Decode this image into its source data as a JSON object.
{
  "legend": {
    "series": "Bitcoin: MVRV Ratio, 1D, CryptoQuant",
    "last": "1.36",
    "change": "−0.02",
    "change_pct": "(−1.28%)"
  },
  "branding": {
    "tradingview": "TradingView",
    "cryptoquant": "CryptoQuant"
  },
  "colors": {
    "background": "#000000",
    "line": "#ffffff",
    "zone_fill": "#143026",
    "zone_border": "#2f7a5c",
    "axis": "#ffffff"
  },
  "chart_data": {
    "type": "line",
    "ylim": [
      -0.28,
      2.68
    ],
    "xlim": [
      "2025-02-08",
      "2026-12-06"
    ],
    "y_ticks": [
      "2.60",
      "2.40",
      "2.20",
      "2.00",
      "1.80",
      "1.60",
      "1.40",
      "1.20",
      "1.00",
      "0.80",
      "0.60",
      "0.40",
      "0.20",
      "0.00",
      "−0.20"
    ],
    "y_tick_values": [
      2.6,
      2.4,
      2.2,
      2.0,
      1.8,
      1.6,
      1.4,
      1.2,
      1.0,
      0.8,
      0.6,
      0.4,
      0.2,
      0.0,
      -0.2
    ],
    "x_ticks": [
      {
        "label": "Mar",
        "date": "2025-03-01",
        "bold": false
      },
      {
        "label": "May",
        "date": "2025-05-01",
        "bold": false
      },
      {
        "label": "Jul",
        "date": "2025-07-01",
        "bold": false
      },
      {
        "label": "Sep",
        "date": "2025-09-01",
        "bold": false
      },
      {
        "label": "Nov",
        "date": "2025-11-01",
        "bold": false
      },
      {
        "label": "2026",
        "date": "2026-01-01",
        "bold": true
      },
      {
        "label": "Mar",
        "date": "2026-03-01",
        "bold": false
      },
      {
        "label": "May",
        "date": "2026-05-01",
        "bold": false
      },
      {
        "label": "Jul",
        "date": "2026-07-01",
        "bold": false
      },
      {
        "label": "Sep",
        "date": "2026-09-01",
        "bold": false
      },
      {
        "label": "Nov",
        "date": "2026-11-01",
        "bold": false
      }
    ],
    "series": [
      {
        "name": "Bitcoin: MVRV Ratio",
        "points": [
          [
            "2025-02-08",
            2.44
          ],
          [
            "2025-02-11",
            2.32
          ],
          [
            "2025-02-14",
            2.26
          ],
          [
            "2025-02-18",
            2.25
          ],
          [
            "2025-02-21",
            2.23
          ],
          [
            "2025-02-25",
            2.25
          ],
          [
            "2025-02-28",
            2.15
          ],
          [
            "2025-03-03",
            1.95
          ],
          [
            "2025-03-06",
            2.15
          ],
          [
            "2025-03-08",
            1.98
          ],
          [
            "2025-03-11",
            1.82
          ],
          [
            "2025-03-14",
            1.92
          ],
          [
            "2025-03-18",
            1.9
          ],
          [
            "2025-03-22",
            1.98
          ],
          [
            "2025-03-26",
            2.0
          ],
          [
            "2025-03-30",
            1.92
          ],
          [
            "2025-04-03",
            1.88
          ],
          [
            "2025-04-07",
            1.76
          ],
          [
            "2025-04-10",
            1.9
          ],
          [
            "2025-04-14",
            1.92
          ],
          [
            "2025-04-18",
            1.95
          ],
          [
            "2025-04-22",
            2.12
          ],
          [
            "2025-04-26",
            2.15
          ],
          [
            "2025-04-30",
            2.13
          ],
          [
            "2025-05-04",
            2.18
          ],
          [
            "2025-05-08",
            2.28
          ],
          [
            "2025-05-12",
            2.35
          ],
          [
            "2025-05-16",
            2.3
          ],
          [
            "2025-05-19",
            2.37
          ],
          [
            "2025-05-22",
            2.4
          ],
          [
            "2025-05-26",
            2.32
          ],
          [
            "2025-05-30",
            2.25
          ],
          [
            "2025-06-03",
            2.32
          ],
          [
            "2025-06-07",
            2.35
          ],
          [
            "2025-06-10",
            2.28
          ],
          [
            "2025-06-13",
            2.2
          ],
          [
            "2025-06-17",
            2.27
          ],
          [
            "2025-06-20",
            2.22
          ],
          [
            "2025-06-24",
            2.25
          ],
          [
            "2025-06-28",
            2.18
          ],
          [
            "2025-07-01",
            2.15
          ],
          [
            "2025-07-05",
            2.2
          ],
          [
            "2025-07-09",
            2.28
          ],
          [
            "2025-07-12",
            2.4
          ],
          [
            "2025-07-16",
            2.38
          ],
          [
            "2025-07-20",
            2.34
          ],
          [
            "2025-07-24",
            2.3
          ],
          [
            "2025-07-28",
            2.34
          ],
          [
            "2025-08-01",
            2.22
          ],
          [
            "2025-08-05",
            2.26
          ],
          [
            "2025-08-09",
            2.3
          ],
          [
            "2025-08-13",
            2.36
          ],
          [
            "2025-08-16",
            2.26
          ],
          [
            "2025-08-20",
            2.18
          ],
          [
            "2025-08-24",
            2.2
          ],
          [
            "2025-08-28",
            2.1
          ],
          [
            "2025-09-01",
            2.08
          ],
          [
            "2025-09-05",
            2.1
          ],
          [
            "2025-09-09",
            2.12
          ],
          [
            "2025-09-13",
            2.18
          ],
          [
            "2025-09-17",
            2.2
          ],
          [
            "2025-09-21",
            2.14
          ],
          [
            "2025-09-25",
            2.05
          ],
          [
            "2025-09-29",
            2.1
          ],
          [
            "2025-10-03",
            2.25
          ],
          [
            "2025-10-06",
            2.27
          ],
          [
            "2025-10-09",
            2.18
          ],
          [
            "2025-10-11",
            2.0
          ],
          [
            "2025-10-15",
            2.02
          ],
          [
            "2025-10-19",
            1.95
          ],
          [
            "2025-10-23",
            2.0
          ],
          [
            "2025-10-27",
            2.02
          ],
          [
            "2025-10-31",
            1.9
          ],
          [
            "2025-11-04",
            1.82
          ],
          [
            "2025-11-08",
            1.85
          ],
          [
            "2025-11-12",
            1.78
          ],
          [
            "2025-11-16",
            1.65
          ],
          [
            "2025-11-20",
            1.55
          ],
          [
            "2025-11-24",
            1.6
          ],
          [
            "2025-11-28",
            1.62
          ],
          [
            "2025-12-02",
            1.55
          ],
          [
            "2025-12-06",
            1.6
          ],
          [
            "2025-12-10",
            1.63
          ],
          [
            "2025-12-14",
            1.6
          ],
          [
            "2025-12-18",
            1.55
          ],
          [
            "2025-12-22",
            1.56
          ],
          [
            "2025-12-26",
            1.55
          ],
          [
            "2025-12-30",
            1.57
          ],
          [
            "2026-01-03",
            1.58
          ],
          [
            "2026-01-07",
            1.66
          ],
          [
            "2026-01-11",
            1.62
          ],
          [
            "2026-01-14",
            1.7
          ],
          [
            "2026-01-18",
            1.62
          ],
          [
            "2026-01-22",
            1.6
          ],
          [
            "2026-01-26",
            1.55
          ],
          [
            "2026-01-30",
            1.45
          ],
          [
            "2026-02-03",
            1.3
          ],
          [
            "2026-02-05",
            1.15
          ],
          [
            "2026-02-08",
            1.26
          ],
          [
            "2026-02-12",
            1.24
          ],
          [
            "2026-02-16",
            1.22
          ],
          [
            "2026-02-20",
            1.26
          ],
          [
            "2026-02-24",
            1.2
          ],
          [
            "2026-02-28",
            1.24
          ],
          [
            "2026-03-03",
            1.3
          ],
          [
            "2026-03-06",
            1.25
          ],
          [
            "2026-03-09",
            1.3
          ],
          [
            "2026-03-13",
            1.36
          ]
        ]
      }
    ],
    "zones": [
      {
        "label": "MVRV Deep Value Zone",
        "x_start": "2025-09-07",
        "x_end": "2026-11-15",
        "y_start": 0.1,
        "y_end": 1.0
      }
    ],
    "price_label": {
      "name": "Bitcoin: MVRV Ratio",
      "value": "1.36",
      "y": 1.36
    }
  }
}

> [WHAT YOU SHOULD DO] Every line above needs to be retyped exactly.

> [SOLUTION TO THE PROBLEM]
Decode this image into its source data as a JSON object.
{
  "legend": {
    "series": "Bitcoin: MVRV Ratio, 1D, CryptoQuant",
    "last": "1.36",
    "change": "−0.02",
    "change_pct": "(−1.28%)"
  },
  "branding": {
    "tradingview": "TradingView",
    "cryptoquant": "CryptoQuant"
  },
  "colors": {
    "background": "#000000",
    "line": "#ffffff",
    "zone_fill": "#143026",
    "zone_border": "#2f7a5c",
    "axis": "#ffffff"
  },
  "chart_data": {
    "type": "line",
    "ylim": [
      -0.28,
      2.68
    ],
    "xlim": [
      "2025-02-08",
      "2026-12-06"
    ],
    "y_ticks": [
      "2.60",
      "2.40",
      "2.20",
      "2.00",
      "1.80",
      "1.60",
      "1.40",
      "1.20",
      "1.00",
      "0.80",
      "0.60",
      "0.40",
      "0.20",
      "0.00",
      "−0.20"
    ],
    "y_tick_values": [
      2.6,
      2.4,
      2.2,
      2.0,
      1.8,
      1.6,
      1.4,
      1.2,
      1.0,
      0.8,
      0.6,
      0.4,
      0.2,
      0.0,
      -0.2
    ],
    "x_ticks": [
      {
        "label": "Mar",
        "date": "2025-03-01",
        "bold": false
      },
      {
        "label": "May",
        "date": "2025-05-01",
        "bold": false
      },
      {
        "label": "Jul",
        "date": "2025-07-01",
        "bold": false
      },
      {
        "label": "Sep",
        "date": "2025-09-01",
        "bold": false
      },
      {
        "label": "Nov",
        "date": "2025-11-01",
        "bold": false
      },
      {
        "label": "2026",
        "date": "2026-01-01",
        "bold": true
      },
      {
        "label": "Mar",
        "date": "2026-03-01",
        "bold": false
      },
      {
        "label": "May",
        "date": "2026-05-01",
        "bold": false
      },
      {
        "label": "Jul",
        "date": "2026-07-01",
        "bold": false
      },
      {
        "label": "Sep",
        "date": "2026-09-01",
        "bold": false
      },
      {
        "label": "Nov",
        "date": "2026-11-01",
        "bold": false
      }
    ],
    "series": [
      {
        "name": "Bitcoin: MVRV Ratio",
        "points": [
          [
            "2025-02-08",
            2.44
          ],
          [
            "2025-02-11",
            2.32
          ],
          [
            "2025-02-14",
            2.26
          ],
          [
            "2025-02-18",
            2.25
          ],
          [
            "2025-02-21",
            2.23
          ],
          [
            "2025-02-25",
            2.25
          ],
          [
            "2025-02-28",
            2.15
          ],
          [
            "2025-03-03",
            1.95
          ],
          [
            "2025-03-06",
            2.15
          ],
          [
            "2025-03-08",
            1.98
          ],
          [
            "2025-03-11",
            1.82
          ],
          [
            "2025-03-14",
            1.92
          ],
          [
            "2025-03-18",
            1.9
          ],
          [
            "2025-03-22",
            1.98
          ],
          [
            "2025-03-26",
            2.0
          ],
          [
            "2025-03-30",
            1.92
          ],
          [
            "2025-04-03",
            1.88
          ],
          [
            "2025-04-07",
            1.76
          ],
          [
            "2025-04-10",
            1.9
          ],
          [
            "2025-04-14",
            1.92
          ],
          [
            "2025-04-18",
            1.95
          ],
          [
            "2025-04-22",
            2.12
          ],
          [
            "2025-04-26",
            2.15
          ],
          [
            "2025-04-30",
            2.13
          ],
          [
            "2025-05-04",
            2.18
          ],
          [
            "2025-05-08",
            2.28
          ],
          [
            "2025-05-12",
            2.35
          ],
          [
            "2025-05-16",
            2.3
          ],
          [
            "2025-05-19",
            2.37
          ],
          [
            "2025-05-22",
            2.4
          ],
          [
            "2025-05-26",
            2.32
          ],
          [
            "2025-05-30",
            2.25
          ],
          [
            "2025-06-03",
            2.32
          ],
          [
            "2025-06-07",
            2.35
          ],
          [
            "2025-06-10",
            2.28
          ],
          [
            "2025-06-13",
            2.2
          ],
          [
            "2025-06-17",
            2.27
          ],
          [
            "2025-06-20",
            2.22
          ],
          [
            "2025-06-24",
            2.25
          ],
          [
            "2025-06-28",
            2.18
          ],
          [
            "2025-07-01",
            2.15
          ],
          [
            "2025-07-05",
            2.2
          ],
          [
            "2025-07-09",
            2.28
          ],
          [
            "2025-07-12",
            2.4
          ],
          [
            "2025-07-16",
            2.38
          ],
          [
            "2025-07-20",
            2.34
          ],
          [
            "2025-07-24",
            2.3
          ],
          [
            "2025-07-28",
            2.34
          ],
          [
            "2025-08-01",
            2.22
          ],
          [
            "2025-08-05",
            2.26
          ],
          [
            "2025-08-09",
            2.3
          ],
          [
            "2025-08-13",
            2.36
          ],
          [
            "2025-08-16",
            2.26
          ],
          [
            "2025-08-20",
            2.18
          ],
          [
            "2025-08-24",
            2.2
          ],
          [
            "2025-08-28",
            2.1
          ],
          [
            "2025-09-01",
            2.08
          ],
          [
            "2025-09-05",
            2.1
          ],
          [
            "2025-09-09",
            2.12
          ],
          [
            "2025-09-13",
            2.18
          ],
          [
            "2025-09-17",
            2.2
          ],
          [
            "2025-09-21",
            2.14
          ],
          [
            "2025-09-25",
            2.05
          ],
          [
            "2025-09-29",
            2.1
          ],
          [
            "2025-10-03",
            2.25
          ],
          [
            "2025-10-06",
            2.27
          ],
          [
            "2025-10-09",
            2.18
          ],
          [
            "2025-10-11",
            2.0
          ],
          [
            "2025-10-15",
            2.02
          ],
          [
            "2025-10-19",
            1.95
          ],
          [
            "2025-10-23",
            2.0
          ],
          [
            "2025-10-27",
            2.02
          ],
          [
            "2025-10-31",
            1.9
          ],
          [
            "2025-11-04",
            1.82
          ],
          [
            "2025-11-08",
            1.85
          ],
          [
            "2025-11-12",
            1.78
          ],
          [
            "2025-11-16",
            1.65
          ],
          [
            "2025-11-20",
            1.55
          ],
          [
            "2025-11-24",
            1.6
          ],
          [
            "2025-11-28",
            1.62
          ],
          [
            "2025-12-02",
            1.55
          ],
          [
            "2025-12-06",
            1.6
          ],
          [
            "2025-12-10",
            1.63
          ],
          [
            "2025-12-14",
            1.6
          ],
          [
            "2025-12-18",
            1.55
          ],
          [
            "2025-12-22",
            1.56
          ],
          [
            "2025-12-26",
            1.55
          ],
          [
            "2025-12-30",
            1.57
          ],
          [
            "2026-01-03",
            1.58
          ],
          [
            "2026-01-07",
            1.66
          ],
          [
            "2026-01-11",
            1.62
          ],
          [
            "2026-01-14",
            1.7
          ],
          [
            "2026-01-18",
            1.62
          ],
          [
            "2026-01-22",
            1.6
          ],
          [
            "2026-01-26",
            1.55
          ],
          [
            "2026-01-30",
            1.45
          ],
          [
            "2026-02-03",
            1.3
          ],
          [
            "2026-02-05",
            1.15
          ],
          [
            "2026-02-08",
            1.26
          ],
          [
            "2026-02-12",
            1.24
          ],
          [
            "2026-02-16",
            1.22
          ],
          [
            "2026-02-20",
            1.26
          ],
          [
            "2026-02-24",
            1.2
          ],
          [
            "2026-02-28",
            1.24
          ],
          [
            "2026-03-03",
            1.3
          ],
          [
            "2026-03-06",
            1.25
          ],
          [
            "2026-03-09",
            1.3
          ],
          [
            "2026-03-13",
            1.36
          ]
        ]
      }
    ],
    "zones": [
      {
        "label": "MVRV Deep Value Zone",
        "x_start": "2025-09-07",
        "x_end": "2026-11-15",
        "y_start": 0.1,
        "y_end": 1.0
      }
    ],
    "price_label": {
      "name": "Bitcoin: MVRV Ratio",
      "value": "1.36",
      "y": 1.36
    }
  }
}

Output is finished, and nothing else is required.